REQUEST
Count every line that holds the string "время", then give that number alone.

[Stored entries]
● ● ● ● ● ● ●

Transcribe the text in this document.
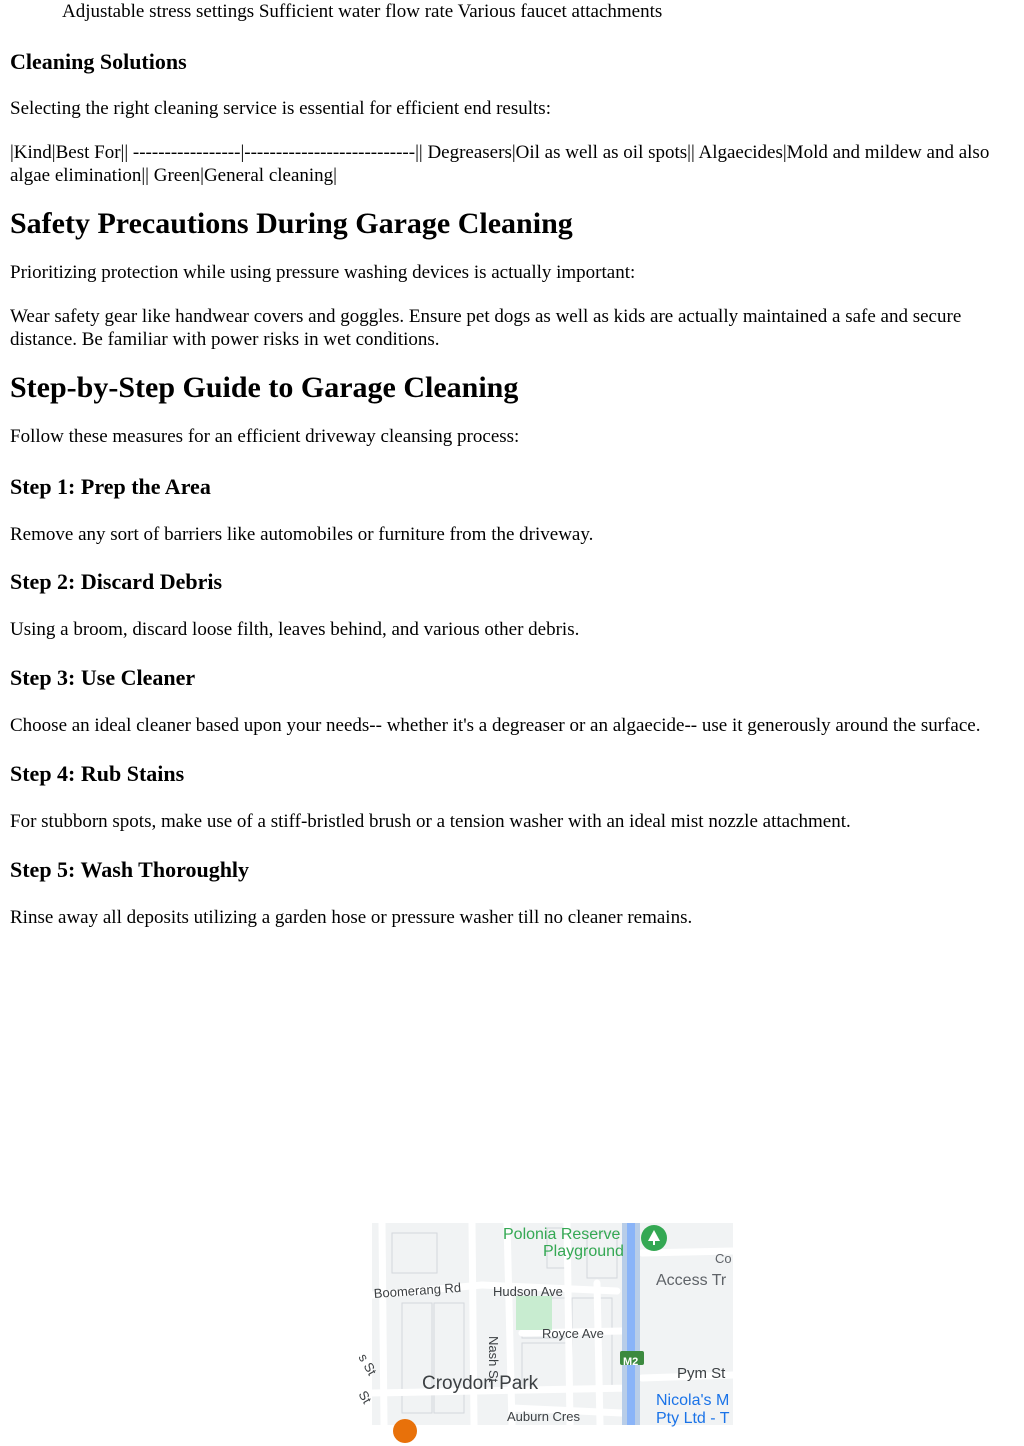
Adjustable stress settings Sufficient water flow rate Various faucet attachments

Cleaning Solutions

Selecting the right cleaning service is essential for efficient end results:

|Kind|Best For|| -----------------|---------------------------|| Degreasers|Oil as well as oil spots|| Algaecides|Mold and mildew and also algae elimination|| Green|General cleaning|

Safety Precautions During Garage Cleaning

Prioritizing protection while using pressure washing devices is actually important:

Wear safety gear like handwear covers and goggles. Ensure pet dogs as well as kids are actually maintained a safe and secure distance. Be familiar with power risks in wet conditions.

Step-by-Step Guide to Garage Cleaning

Follow these measures for an efficient driveway cleansing process:

Step 1: Prep the Area

Remove any sort of barriers like automobiles or furniture from the driveway.

Step 2: Discard Debris

Using a broom, discard loose filth, leaves behind, and various other debris.

Step 3: Use Cleaner

Choose an ideal cleaner based upon your needs-- whether it's a degreaser or an algaecide-- use it generously around the surface.

Step 4: Rub Stains

For stubborn spots, make use of a stiff-bristled brush or a tension washer with an ideal mist nozzle attachment.

Step 5: Wash Thoroughly

Rinse away all deposits utilizing a garden hose or pressure washer till no cleaner remains.

Polonia Reserve
Playground	Co
Access Tr
Boomerang Rd Hudson Ave
Royce Ave
Nash St	M2
Pym St
Croydon Park
Nicola's M
Pty Ltd - T
Auburn Cres
s St
St
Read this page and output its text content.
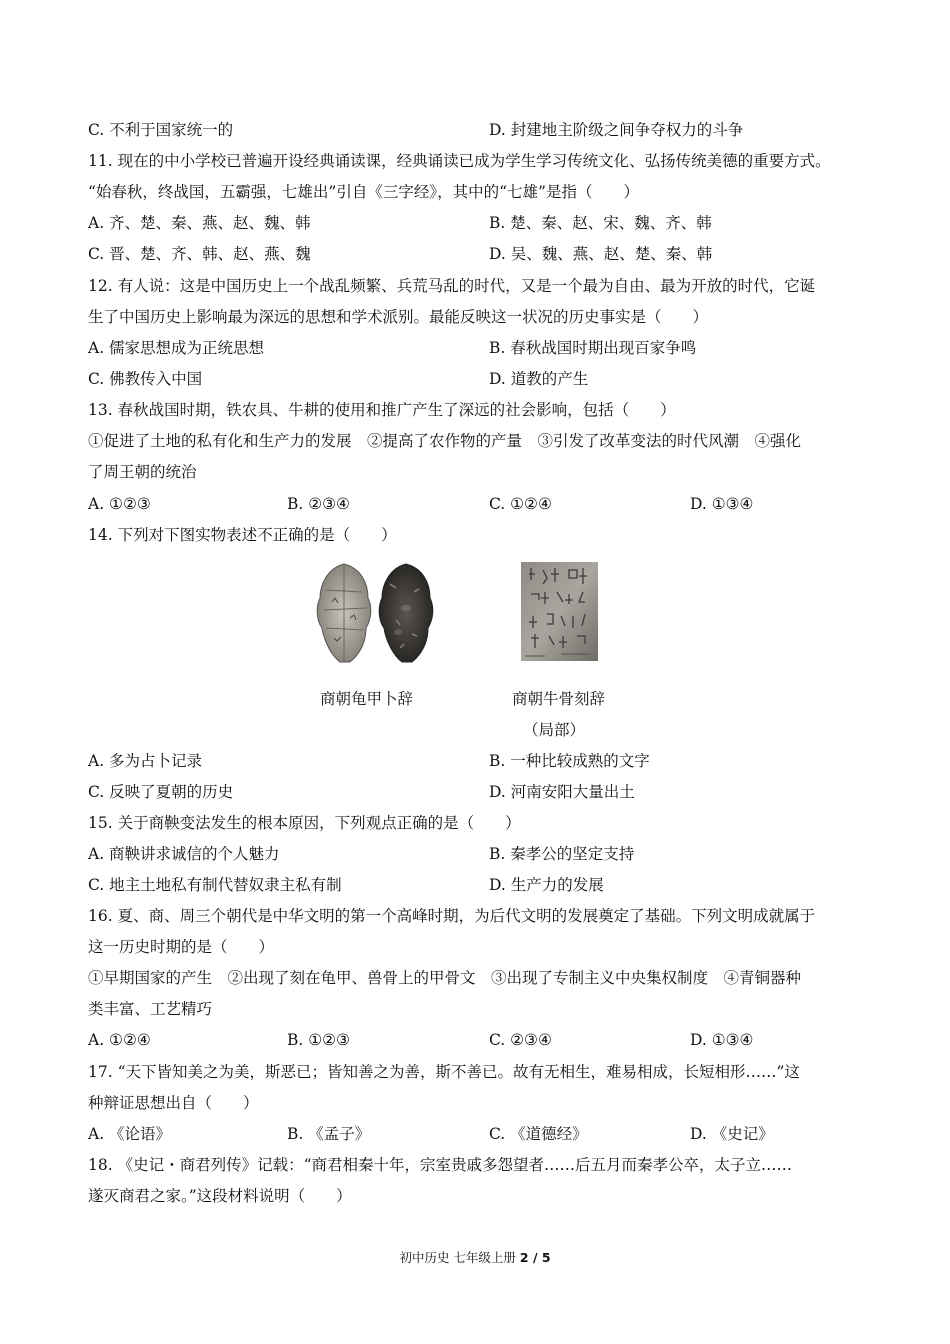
C. 不利于国家统一的	D. 封建地主阶级之间争夺权力的斗争
11. 现在的中小学校已普遍开设经典诵读课，经典诵读已成为学生学习传统文化、弘扬传统美德的重要方式。
“始春秋，终战国，五霸强，七雄出”引自《三字经》，其中的“七雄”是指（　　）
A. 齐、楚、秦、燕、赵、魏、韩	B. 楚、秦、赵、宋、魏、齐、韩
C. 晋、楚、齐、韩、赵、燕、魏	D. 吴、魏、燕、赵、楚、秦、韩
12. 有人说：这是中国历史上一个战乱频繁、兵荒马乱的时代，又是一个最为自由、最为开放的时代，它诞
生了中国历史上影响最为深远的思想和学术派别。最能反映这一状况的历史事实是（　　）
A. 儒家思想成为正统思想	B. 春秋战国时期出现百家争鸣
C. 佛教传入中国	D. 道教的产生
13. 春秋战国时期，铁农具、牛耕的使用和推广产生了深远的社会影响，包括（　　）
①促进了土地的私有化和生产力的发展　②提高了农作物的产量　③引发了改革变法的时代风潮　④强化
了周王朝的统治
A. ①②③	B. ②③④	C. ①②④	D. ①③④
14. 下列对下图实物表述不正确的是（　　）
商朝龟甲卜辞	商朝牛骨刻辞
（局部）
A. 多为占卜记录	B. 一种比较成熟的文字
C. 反映了夏朝的历史	D. 河南安阳大量出土
15. 关于商鞅变法发生的根本原因，下列观点正确的是（　　）
A. 商鞅讲求诚信的个人魅力	B. 秦孝公的坚定支持
C. 地主土地私有制代替奴隶主私有制	D. 生产力的发展
16. 夏、商、周三个朝代是中华文明的第一个高峰时期，为后代文明的发展奠定了基础。下列文明成就属于
这一历史时期的是（　　）
①早期国家的产生　②出现了刻在龟甲、兽骨上的甲骨文　③出现了专制主义中央集权制度　④青铜器种
类丰富、工艺精巧
A. ①②④	B. ①②③	C. ②③④	D. ①③④
17. “天下皆知美之为美，斯恶已；皆知善之为善，斯不善已。故有无相生，难易相成，长短相形……”这
种辩证思想出自（　　）
A. 《论语》	B. 《孟子》	C. 《道德经》	D. 《史记》
18. 《史记・商君列传》记载：“商君相秦十年，宗室贵戚多怨望者……后五月而秦孝公卒，太子立……
遂灭商君之家。”这段材料说明（　　）
初中历史 七年级上册 2 / 5
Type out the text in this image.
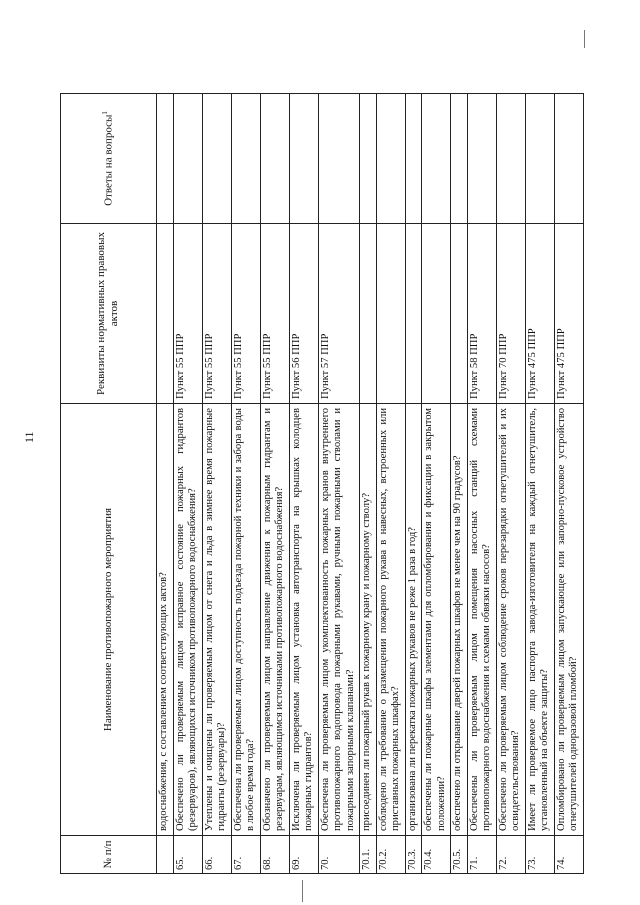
11
№ п/п	Наименование противопожарного мероприятия	Реквизиты нормативных правовых актов	Ответы на вопросы$^1$
	водоснабжения, с составлением соответствующих актов?		
65.	Обеспечено ли проверяемым лицом исправное состояние пожарных гидрантов (резервуаров), являющихся источником противопожарного водоснабжения?	Пункт 55 ППР	
66.	Утеплены и очищены ли проверяемым лицом от снега и льда в зимнее время пожарные гидранты (резервуары)?	Пункт 55 ППР	
67.	Обеспечена ли проверяемым лицом доступность подъезда пожарной техники и забора воды в любое время года?	Пункт 55 ППР	
68.	Обозначено ли проверяемым лицом направление движения к пожарным гидрантам и резервуарам, являющимся источниками противопожарного водоснабжения?	Пункт 55 ППР	
69.	Исключена ли проверяемым лицом установка автотранспорта на крышках колодцев пожарных гидрантов?	Пункт 56 ППР	
70.	Обеспечена ли проверяемым лицом укомплектованность пожарных кранов внутреннего противопожарного водопровода пожарными рукавами, ручными пожарными стволами и пожарными запорными клапанами?	Пункт 57 ППР	
70.1.	присоединен ли пожарный рукав к пожарному крану и пожарному стволу?		
70.2.	соблюдено ли требование о размещении пожарного рукава в навесных, встроенных или приставных пожарных шкафах?		
70.3.	организована ли перекатка пожарных рукавов не реже 1 раза в год?		
70.4.	обеспечены ли пожарные шкафы элементами для опломбирования и фиксации в закрытом положении?		
70.5.	обеспечено ли открывание дверей пожарных шкафов не менее чем на 90 градусов?		
71.	Обеспечены ли проверяемым лицом помещения насосных станций схемами противопожарного водоснабжения и схемами обвязки насосов?	Пункт 58 ППР	
72.	Обеспечено ли проверяемым лицом соблюдение сроков перезарядки огнетушителей и их освидетельствования?	Пункт 70 ППР	
73.	Имеет ли проверяемое лицо паспорта завода-изготовителя на каждый огнетушитель, установленный на объекте защиты?	Пункт 475 ППР	
74.	Опломбировано ли проверяемым лицом запускающее или запорно-пусковое устройство огнетушителей одноразовой пломбой?	Пункт 475 ППР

● ● ● ● ● ● ●

ANSWER FOR THE TASK
2